>>>

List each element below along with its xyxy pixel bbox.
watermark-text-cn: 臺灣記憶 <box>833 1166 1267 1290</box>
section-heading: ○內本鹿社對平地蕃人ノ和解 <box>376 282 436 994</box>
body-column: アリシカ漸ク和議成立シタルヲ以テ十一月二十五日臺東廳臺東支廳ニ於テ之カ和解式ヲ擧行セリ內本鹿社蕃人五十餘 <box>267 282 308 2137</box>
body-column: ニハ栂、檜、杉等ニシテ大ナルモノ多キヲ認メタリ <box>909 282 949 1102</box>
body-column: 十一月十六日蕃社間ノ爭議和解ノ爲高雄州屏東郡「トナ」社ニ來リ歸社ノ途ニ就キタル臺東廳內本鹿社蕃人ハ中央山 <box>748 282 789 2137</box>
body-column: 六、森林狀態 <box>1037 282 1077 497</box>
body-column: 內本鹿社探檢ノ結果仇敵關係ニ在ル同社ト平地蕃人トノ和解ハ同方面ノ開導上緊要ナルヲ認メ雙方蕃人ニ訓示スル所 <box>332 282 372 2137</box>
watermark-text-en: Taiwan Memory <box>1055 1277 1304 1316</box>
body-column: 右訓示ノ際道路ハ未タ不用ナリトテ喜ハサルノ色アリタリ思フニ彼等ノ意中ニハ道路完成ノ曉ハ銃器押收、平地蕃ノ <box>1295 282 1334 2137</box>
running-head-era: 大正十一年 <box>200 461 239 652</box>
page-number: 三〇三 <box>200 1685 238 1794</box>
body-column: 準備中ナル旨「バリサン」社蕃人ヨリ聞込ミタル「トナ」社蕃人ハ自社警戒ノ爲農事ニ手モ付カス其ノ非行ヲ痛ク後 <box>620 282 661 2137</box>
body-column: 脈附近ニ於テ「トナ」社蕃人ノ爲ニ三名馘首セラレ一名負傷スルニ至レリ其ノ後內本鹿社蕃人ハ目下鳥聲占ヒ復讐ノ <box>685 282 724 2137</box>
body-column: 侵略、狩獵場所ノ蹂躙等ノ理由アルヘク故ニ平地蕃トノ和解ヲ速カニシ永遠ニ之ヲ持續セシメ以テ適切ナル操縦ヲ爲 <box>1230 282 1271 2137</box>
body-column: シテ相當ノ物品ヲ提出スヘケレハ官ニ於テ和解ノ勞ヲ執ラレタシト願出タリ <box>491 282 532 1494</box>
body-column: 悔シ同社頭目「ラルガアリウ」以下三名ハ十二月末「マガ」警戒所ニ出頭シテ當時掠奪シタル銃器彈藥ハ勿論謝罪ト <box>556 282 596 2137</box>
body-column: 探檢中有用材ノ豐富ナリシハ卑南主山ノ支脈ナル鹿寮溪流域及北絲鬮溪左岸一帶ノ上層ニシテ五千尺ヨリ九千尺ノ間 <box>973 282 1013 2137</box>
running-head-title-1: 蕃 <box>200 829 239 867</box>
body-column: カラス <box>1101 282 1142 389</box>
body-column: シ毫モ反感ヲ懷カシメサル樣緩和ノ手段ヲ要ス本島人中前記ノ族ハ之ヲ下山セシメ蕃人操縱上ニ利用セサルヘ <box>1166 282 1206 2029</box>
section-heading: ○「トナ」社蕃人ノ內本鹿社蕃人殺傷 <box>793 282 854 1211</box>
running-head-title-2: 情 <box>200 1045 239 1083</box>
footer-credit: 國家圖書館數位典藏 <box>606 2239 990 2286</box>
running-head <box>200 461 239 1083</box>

<<<

* WHAT THE EXERCISE ASKS:
Convert every line of the items above into a Markdown table with the columns Row and Line, numbering the rows in order and leaving out any blank lines.

* RESPONSE:
| Row | Line |
|---|---|
| 1 | List each element below along with its xyxy pixel bbox. |
| 2 | watermark-text-cn: 臺灣記憶 <box>833 1166 1267 1290</box> |
| 3 | section-heading: ○內本鹿社對平地蕃人ノ和解 <box>376 282 436 994</box> |
| 4 | body-column: アリシカ漸ク和議成立シタルヲ以テ十一月二十五日臺東廳臺東支廳ニ於テ之カ和解式ヲ擧行セリ內本鹿社蕃人五十餘 <box>267 282 308 2137</box> |
| 5 | body-column: ニハ栂、檜、杉等ニシテ大ナルモノ多キヲ認メタリ <box>909 282 949 1102</box> |
| 6 | body-column: 十一月十六日蕃社間ノ爭議和解ノ爲高雄州屏東郡「トナ」社ニ來リ歸社ノ途ニ就キタル臺東廳內本鹿社蕃人ハ中央山 <box>748 282 789 2137</box> |
| 7 | body-column: 六、森林狀態 <box>1037 282 1077 497</box> |
| 8 | body-column: 內本鹿社探檢ノ結果仇敵關係ニ在ル同社ト平地蕃人トノ和解ハ同方面ノ開導上緊要ナルヲ認メ雙方蕃人ニ訓示スル所 <box>332 282 372 2137</box> |
| 9 | watermark-text-en: Taiwan Memory <box>1055 1277 1304 1316</box> |
| 10 | body-column: 右訓示ノ際道路ハ未タ不用ナリトテ喜ハサルノ色アリタリ思フニ彼等ノ意中ニハ道路完成ノ曉ハ銃器押收、平地蕃ノ <box>1295 282 1334 2137</box> |
| 11 | running-head-era: 大正十一年 <box>200 461 239 652</box> |
| 12 | page-number: 三〇三 <box>200 1685 238 1794</box> |
| 13 | body-column: 準備中ナル旨「バリサン」社蕃人ヨリ聞込ミタル「トナ」社蕃人ハ自社警戒ノ爲農事ニ手モ付カス其ノ非行ヲ痛ク後 <box>620 282 661 2137</box> |
| 14 | body-column: 脈附近ニ於テ「トナ」社蕃人ノ爲ニ三名馘首セラレ一名負傷スルニ至レリ其ノ後內本鹿社蕃人ハ目下鳥聲占ヒ復讐ノ <box>685 282 724 2137</box> |
| 15 | body-column: 侵略、狩獵場所ノ蹂躙等ノ理由アルヘク故ニ平地蕃トノ和解ヲ速カニシ永遠ニ之ヲ持續セシメ以テ適切ナル操縦ヲ爲 <box>1230 282 1271 2137</box> |
| 16 | body-column: シテ相當ノ物品ヲ提出スヘケレハ官ニ於テ和解ノ勞ヲ執ラレタシト願出タリ <box>491 282 532 1494</box> |
| 17 | body-column: 悔シ同社頭目「ラルガアリウ」以下三名ハ十二月末「マガ」警戒所ニ出頭シテ當時掠奪シタル銃器彈藥ハ勿論謝罪ト <box>556 282 596 2137</box> |
| 18 | body-column: 探檢中有用材ノ豐富ナリシハ卑南主山ノ支脈ナル鹿寮溪流域及北絲鬮溪左岸一帶ノ上層ニシテ五千尺ヨリ九千尺ノ間 <box>973 282 1013 2137</box> |
| 19 | running-head-title-1: 蕃 <box>200 829 239 867</box> |
| 20 | body-column: カラス <box>1101 282 1142 389</box> |
| 21 | body-column: シ毫モ反感ヲ懷カシメサル樣緩和ノ手段ヲ要ス本島人中前記ノ族ハ之ヲ下山セシメ蕃人操縱上ニ利用セサルヘ <box>1166 282 1206 2029</box> |
| 22 | section-heading: ○「トナ」社蕃人ノ內本鹿社蕃人殺傷 <box>793 282 854 1211</box> |
| 23 | running-head-title-2: 情 <box>200 1045 239 1083</box> |
| 24 | footer-credit: 國家圖書館數位典藏 <box>606 2239 990 2286</box> |
| 25 | running-head <box>200 461 239 1083</box> |